* **Written task**: Copy whichever lines contain the string "legend".

* **Input rows**:

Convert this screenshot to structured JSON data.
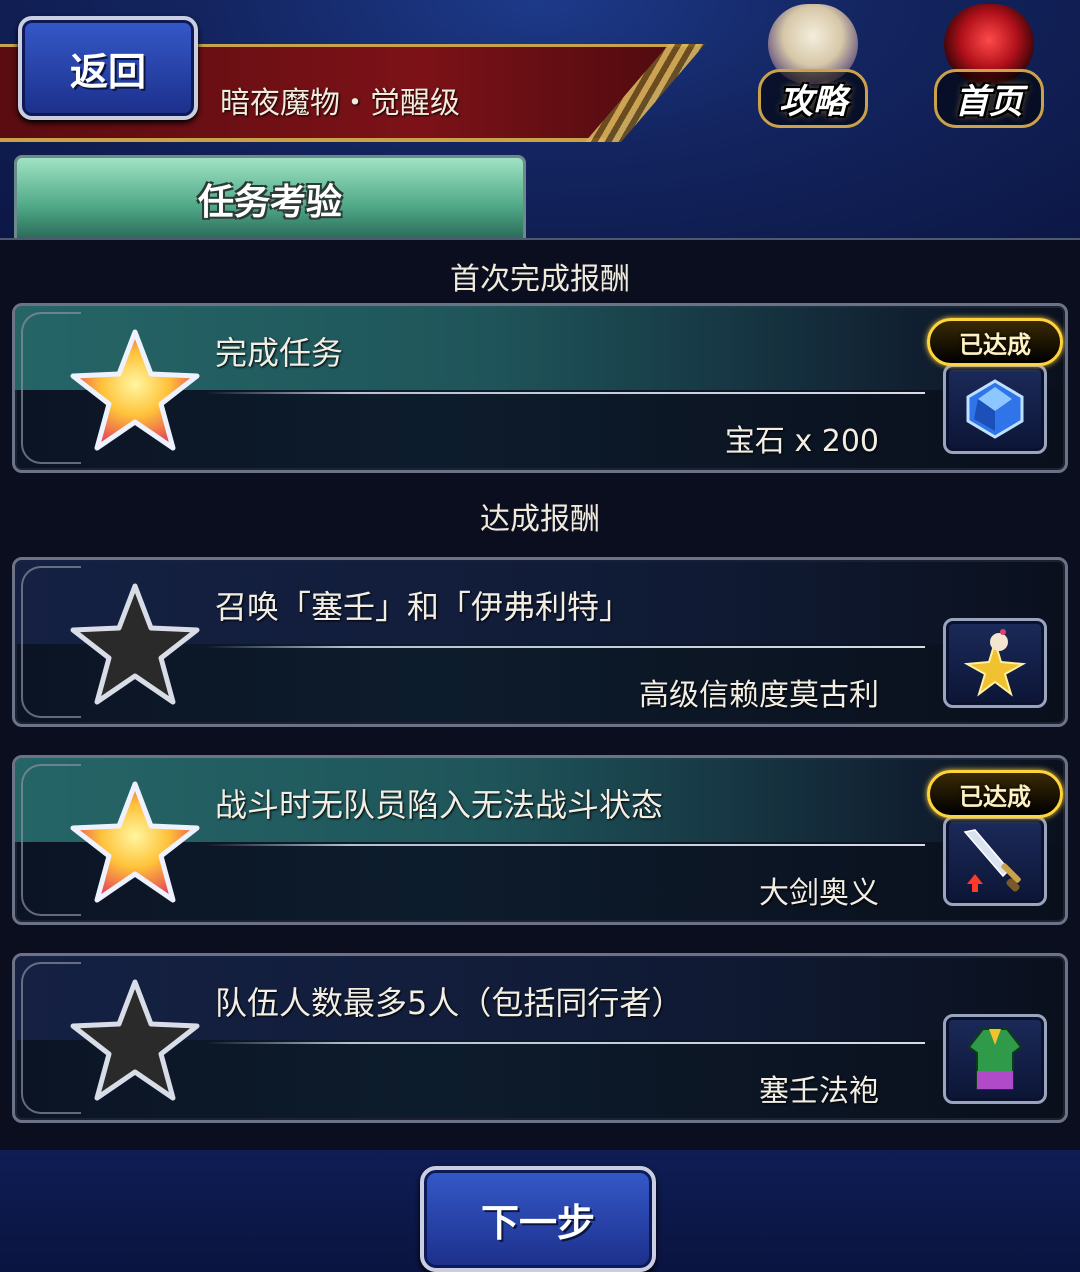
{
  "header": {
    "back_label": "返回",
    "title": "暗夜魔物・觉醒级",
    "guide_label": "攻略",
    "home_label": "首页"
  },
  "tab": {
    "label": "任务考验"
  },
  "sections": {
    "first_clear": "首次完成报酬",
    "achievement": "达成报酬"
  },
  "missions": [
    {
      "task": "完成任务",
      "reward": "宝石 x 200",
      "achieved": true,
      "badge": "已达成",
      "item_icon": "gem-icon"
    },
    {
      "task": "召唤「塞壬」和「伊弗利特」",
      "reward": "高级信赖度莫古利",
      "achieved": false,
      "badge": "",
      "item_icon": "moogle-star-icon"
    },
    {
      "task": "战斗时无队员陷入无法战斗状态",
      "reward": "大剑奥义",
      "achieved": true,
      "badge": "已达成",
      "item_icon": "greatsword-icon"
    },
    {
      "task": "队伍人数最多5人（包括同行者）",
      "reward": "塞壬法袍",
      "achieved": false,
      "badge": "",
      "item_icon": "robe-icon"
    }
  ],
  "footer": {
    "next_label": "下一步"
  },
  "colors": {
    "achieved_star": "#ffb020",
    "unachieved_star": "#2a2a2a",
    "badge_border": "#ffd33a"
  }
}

* * *

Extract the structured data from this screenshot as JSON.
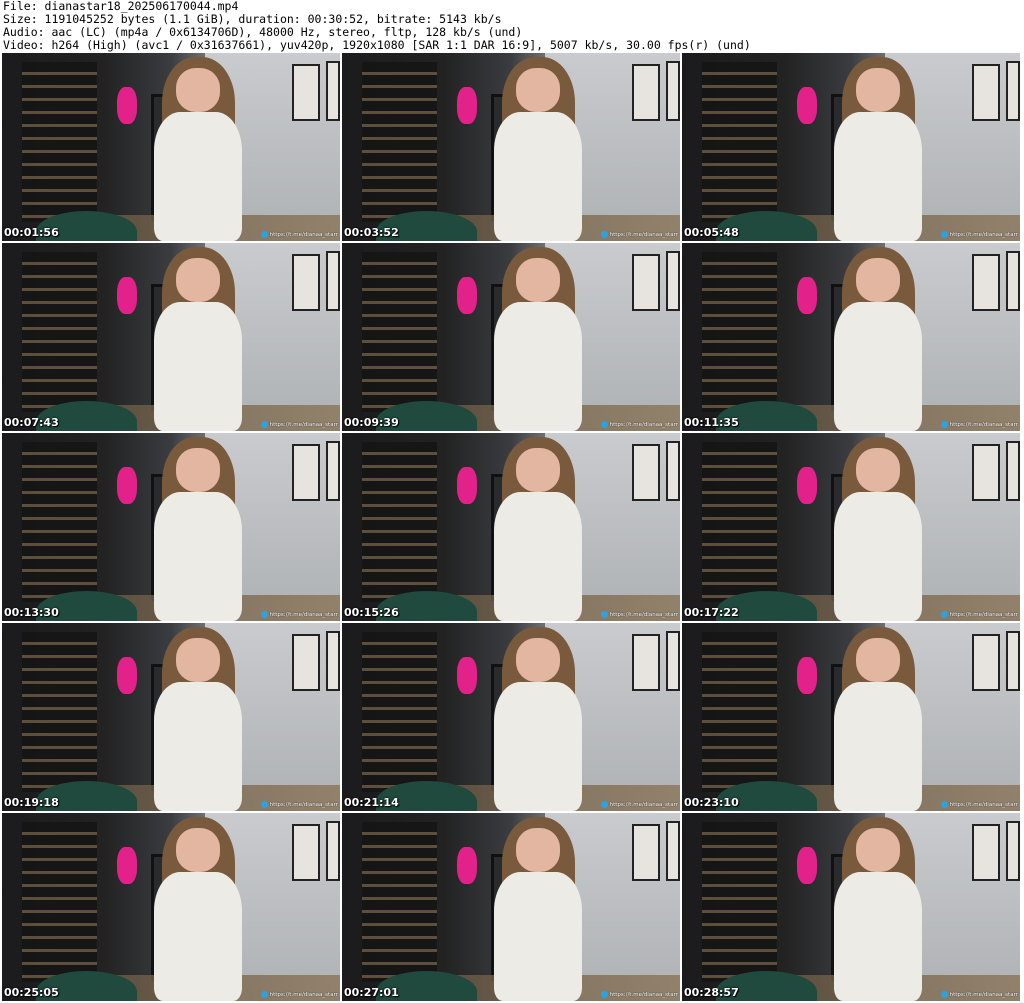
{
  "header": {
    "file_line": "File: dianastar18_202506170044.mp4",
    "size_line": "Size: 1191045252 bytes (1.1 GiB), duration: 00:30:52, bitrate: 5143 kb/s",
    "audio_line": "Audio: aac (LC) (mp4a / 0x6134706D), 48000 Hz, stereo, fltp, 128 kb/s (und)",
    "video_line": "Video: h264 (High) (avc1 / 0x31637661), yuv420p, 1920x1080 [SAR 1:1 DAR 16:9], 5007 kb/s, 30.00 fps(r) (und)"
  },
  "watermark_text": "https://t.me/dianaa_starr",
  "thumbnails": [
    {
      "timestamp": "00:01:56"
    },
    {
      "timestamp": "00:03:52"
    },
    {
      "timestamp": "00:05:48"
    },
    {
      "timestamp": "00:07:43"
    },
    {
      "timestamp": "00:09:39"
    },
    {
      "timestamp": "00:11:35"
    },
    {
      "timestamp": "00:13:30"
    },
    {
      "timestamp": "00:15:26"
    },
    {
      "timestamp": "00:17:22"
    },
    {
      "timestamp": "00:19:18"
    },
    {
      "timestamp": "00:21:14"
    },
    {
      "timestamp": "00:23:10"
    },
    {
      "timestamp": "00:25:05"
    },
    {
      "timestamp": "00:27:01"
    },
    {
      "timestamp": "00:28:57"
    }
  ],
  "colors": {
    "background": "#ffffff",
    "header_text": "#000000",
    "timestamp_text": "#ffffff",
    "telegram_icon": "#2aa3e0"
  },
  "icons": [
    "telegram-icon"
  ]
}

==

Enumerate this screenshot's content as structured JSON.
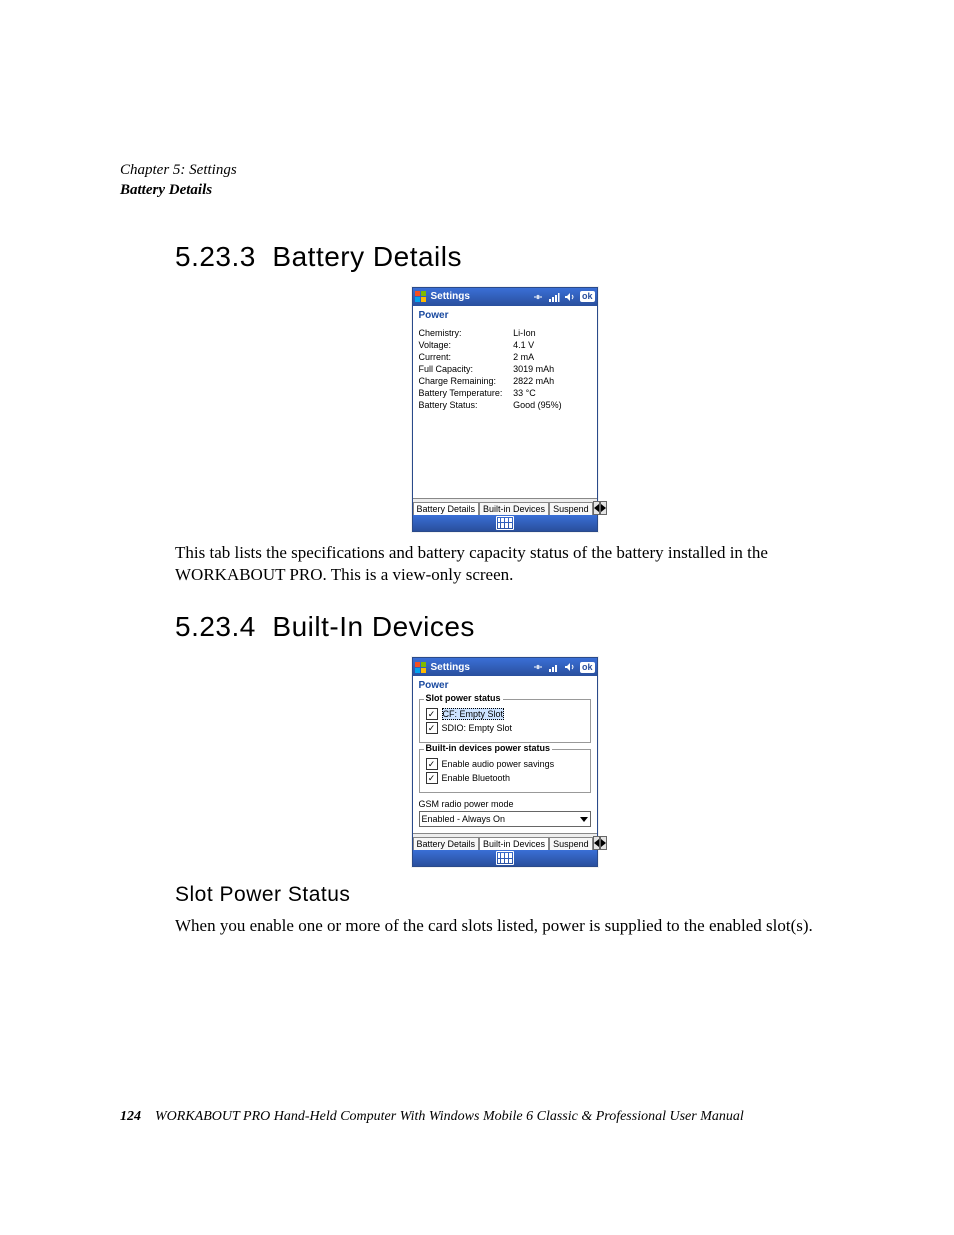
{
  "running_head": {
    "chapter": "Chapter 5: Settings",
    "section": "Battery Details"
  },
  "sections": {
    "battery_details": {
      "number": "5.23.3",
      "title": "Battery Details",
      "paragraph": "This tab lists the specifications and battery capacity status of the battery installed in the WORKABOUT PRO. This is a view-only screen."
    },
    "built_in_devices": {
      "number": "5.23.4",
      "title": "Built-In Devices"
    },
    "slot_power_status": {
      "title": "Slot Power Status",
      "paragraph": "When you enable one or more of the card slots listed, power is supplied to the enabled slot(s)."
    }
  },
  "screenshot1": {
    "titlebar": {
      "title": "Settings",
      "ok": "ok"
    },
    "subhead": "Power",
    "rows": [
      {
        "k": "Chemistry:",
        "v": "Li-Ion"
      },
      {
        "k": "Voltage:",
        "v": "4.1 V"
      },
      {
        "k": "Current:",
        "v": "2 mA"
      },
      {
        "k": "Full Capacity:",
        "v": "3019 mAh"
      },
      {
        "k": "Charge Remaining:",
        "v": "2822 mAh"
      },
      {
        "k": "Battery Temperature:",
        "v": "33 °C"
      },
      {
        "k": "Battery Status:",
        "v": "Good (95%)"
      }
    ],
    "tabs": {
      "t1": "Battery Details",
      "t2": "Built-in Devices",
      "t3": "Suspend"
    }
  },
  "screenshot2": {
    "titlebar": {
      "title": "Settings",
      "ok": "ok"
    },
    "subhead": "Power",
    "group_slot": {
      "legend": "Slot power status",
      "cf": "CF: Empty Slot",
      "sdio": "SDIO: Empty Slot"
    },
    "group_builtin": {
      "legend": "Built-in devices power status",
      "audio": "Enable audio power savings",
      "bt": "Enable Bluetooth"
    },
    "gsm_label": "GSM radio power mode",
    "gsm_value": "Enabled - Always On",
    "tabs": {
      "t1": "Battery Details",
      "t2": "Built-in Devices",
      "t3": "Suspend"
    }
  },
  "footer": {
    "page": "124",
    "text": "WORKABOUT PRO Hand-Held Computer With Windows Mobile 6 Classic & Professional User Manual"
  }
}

* **Reply to the task**:
      "legend": "Slot power status",
      "legend": "Built-in devices power status",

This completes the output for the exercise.